::: Given information :::

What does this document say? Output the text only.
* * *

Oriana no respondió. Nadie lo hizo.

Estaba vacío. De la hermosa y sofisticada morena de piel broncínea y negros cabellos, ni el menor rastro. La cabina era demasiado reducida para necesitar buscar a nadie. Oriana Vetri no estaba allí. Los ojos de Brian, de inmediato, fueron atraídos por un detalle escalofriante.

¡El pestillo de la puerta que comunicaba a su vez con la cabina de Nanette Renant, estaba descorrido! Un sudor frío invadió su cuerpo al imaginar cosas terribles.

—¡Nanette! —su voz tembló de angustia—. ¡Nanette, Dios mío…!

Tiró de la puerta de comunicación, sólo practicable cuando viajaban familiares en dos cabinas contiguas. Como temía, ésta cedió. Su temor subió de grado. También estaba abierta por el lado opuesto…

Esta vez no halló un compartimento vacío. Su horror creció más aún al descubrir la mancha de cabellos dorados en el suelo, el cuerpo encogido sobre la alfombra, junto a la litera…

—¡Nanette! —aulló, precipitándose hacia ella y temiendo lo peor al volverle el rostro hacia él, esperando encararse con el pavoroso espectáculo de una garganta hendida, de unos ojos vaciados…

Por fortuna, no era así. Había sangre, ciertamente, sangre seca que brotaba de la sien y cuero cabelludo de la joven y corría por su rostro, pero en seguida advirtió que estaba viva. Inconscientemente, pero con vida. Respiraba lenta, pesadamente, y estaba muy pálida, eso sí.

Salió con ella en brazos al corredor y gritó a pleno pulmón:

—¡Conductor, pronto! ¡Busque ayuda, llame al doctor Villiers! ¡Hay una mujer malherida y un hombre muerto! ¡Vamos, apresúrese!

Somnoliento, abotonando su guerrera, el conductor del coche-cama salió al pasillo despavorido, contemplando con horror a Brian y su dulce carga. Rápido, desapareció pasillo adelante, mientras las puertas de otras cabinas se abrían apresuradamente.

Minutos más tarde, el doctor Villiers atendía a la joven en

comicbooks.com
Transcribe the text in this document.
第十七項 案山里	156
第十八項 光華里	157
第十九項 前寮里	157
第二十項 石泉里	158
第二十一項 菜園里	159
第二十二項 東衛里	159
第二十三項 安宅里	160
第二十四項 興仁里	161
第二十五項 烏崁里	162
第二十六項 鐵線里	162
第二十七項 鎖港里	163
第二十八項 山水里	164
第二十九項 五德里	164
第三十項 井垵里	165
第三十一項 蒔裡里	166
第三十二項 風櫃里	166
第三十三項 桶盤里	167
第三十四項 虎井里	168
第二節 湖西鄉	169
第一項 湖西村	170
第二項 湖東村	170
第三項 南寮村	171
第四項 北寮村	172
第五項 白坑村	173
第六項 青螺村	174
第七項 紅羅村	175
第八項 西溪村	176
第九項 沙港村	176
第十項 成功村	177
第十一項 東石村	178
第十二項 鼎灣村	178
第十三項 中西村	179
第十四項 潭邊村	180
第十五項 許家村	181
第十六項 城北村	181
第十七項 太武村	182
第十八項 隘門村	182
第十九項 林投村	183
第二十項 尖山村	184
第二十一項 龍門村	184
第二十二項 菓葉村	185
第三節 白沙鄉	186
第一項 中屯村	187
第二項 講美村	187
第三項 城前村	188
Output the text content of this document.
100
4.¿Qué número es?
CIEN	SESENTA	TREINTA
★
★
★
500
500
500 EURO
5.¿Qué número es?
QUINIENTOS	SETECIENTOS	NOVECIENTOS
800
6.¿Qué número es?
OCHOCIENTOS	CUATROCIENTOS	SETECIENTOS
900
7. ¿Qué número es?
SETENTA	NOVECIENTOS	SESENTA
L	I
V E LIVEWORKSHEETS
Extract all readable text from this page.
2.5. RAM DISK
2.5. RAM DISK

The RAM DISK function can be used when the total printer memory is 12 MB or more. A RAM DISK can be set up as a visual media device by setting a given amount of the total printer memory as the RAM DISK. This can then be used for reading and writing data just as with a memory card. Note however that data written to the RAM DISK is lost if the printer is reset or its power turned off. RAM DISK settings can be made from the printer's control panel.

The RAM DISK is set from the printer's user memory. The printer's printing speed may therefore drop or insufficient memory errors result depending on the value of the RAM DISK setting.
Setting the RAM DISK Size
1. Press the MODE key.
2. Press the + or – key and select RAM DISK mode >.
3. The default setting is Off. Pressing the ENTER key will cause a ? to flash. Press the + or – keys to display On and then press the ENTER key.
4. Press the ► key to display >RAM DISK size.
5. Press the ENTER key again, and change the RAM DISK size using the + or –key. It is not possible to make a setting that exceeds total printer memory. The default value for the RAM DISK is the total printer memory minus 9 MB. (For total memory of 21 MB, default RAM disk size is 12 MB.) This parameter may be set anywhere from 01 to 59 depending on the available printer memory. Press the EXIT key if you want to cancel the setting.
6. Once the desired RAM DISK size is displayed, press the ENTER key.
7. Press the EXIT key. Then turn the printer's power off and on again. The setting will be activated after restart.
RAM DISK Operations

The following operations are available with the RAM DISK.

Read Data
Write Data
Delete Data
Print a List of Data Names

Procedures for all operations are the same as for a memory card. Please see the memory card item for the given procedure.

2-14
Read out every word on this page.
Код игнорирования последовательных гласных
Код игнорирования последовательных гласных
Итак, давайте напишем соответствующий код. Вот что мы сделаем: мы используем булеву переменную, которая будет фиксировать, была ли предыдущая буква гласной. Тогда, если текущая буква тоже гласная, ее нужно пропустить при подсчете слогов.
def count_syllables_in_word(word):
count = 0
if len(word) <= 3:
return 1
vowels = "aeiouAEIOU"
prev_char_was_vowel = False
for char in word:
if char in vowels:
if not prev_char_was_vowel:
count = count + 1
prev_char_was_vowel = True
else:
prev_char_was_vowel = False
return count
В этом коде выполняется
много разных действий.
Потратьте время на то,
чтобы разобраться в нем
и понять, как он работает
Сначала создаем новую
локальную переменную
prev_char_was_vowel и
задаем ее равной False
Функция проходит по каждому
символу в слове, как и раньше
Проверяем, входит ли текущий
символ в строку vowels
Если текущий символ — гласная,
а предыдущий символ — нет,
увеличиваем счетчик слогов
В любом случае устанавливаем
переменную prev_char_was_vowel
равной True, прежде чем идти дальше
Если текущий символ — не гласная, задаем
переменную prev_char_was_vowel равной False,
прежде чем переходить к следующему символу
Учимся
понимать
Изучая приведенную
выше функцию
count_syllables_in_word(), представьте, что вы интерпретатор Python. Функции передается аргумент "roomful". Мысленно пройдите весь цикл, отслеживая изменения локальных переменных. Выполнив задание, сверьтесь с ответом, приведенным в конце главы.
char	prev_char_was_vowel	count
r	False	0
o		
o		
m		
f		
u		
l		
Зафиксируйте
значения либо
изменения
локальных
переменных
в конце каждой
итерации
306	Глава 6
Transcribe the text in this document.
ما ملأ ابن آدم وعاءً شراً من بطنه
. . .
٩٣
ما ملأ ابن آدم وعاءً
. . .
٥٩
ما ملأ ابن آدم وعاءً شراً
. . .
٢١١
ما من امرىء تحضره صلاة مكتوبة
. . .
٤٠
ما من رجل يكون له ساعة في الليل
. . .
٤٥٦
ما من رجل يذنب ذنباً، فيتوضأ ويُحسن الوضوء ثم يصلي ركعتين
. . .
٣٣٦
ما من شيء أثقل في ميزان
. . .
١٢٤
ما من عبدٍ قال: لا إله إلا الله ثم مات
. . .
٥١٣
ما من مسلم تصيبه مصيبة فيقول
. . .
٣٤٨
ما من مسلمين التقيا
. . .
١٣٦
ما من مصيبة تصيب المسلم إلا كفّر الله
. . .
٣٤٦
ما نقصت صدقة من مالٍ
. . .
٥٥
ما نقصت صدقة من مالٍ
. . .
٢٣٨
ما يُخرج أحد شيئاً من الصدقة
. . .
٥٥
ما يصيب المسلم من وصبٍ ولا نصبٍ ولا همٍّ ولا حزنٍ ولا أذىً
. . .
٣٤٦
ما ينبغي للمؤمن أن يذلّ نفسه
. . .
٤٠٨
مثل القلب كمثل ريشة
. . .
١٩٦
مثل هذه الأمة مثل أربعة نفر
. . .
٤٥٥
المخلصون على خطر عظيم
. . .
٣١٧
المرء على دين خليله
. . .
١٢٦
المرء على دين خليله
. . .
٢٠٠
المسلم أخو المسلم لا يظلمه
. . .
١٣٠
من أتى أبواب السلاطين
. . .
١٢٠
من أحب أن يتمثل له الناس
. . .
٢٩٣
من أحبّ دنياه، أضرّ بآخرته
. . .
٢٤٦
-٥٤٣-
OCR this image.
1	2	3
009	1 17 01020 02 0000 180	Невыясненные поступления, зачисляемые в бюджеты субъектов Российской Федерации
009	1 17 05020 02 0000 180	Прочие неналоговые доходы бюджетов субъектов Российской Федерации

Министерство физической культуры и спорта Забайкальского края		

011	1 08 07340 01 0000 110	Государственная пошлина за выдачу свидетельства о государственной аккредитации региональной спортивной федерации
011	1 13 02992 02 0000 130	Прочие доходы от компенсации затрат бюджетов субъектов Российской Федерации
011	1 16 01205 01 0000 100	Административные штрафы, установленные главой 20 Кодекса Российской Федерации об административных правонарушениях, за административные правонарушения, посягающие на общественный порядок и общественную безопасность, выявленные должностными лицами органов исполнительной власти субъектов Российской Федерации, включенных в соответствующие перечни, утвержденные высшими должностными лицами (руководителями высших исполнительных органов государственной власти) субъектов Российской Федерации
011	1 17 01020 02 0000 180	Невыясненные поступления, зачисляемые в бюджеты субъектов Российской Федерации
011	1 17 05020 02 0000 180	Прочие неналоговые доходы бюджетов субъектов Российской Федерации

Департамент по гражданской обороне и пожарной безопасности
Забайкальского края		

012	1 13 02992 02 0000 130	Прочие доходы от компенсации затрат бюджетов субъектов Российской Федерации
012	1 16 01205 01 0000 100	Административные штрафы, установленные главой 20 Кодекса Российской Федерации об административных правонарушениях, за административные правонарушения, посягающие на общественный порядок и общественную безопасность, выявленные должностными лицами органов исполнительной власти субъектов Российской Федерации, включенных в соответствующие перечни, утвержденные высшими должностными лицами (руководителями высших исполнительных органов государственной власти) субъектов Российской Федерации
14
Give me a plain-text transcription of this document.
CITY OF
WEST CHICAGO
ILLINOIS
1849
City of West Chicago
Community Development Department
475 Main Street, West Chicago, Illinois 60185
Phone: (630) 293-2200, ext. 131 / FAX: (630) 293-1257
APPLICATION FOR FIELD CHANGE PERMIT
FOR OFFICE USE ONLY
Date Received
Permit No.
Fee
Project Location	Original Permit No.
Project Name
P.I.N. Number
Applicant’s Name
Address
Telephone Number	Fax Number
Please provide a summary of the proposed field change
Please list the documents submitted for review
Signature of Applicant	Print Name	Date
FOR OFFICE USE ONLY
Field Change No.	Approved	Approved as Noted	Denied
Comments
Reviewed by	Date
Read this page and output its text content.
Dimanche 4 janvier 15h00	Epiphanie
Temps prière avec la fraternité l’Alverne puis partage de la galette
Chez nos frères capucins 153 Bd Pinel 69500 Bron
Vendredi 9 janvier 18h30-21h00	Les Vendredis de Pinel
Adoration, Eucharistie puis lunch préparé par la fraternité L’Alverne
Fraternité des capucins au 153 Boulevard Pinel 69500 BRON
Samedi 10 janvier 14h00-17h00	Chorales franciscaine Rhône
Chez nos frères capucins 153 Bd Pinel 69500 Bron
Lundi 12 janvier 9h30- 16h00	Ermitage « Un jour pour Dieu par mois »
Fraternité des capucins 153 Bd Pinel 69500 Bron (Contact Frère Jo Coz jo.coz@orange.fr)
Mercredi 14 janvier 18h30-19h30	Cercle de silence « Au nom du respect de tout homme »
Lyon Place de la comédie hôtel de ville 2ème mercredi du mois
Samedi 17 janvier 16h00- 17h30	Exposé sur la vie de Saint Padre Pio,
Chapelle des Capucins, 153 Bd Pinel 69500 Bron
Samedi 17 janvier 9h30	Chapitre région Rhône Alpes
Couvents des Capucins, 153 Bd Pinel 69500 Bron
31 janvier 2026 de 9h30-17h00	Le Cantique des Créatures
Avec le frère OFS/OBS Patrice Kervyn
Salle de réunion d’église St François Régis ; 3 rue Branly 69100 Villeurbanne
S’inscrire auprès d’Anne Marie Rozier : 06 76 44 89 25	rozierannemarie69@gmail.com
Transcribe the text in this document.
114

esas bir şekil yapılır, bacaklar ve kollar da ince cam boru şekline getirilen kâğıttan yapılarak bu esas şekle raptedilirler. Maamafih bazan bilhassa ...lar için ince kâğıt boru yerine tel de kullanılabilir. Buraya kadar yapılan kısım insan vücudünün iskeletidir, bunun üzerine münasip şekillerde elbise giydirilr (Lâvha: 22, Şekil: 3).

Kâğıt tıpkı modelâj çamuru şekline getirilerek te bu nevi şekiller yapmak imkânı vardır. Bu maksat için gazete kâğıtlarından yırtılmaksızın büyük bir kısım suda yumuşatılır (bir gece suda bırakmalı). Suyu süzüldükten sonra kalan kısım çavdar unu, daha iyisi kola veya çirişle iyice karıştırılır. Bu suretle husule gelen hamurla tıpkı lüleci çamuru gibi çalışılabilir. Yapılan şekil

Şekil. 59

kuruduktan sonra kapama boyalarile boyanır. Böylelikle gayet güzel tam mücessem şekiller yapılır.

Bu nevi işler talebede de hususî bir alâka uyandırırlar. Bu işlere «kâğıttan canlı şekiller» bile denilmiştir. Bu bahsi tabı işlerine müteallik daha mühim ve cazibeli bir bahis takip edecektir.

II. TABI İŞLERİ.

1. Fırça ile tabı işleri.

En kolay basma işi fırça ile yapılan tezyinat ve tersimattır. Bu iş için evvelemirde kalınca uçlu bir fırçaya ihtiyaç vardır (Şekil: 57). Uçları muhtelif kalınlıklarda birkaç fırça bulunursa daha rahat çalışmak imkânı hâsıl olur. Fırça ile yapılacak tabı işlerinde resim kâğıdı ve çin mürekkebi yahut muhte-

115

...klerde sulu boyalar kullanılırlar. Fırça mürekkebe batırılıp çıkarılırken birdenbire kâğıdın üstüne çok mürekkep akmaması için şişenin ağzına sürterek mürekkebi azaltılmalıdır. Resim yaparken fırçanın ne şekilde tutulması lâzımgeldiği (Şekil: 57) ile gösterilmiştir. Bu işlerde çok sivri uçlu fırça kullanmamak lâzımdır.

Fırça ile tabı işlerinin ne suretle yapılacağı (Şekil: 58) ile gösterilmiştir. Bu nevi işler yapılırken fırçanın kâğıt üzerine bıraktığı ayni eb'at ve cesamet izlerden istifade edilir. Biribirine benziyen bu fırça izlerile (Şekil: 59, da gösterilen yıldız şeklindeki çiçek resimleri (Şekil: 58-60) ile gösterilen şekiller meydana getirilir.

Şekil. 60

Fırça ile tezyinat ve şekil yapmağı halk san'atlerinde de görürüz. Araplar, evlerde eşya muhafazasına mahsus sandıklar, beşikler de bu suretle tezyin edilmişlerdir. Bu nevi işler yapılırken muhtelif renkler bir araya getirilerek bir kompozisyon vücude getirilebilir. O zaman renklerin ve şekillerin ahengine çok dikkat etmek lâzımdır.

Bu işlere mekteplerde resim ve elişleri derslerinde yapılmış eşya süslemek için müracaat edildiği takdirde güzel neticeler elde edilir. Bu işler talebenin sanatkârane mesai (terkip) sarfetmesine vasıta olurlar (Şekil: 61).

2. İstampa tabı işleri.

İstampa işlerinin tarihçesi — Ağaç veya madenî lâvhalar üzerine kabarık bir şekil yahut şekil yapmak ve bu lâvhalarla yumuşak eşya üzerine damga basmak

:::

- _Short exercise_
Take every line above carrying "Rhône" and return it.

- _Solution_
Samedi 10 janvier 14h00-17h00	Chorales franciscaine Rhône
Samedi 17 janvier 9h30	Chapitre région Rhône Alpes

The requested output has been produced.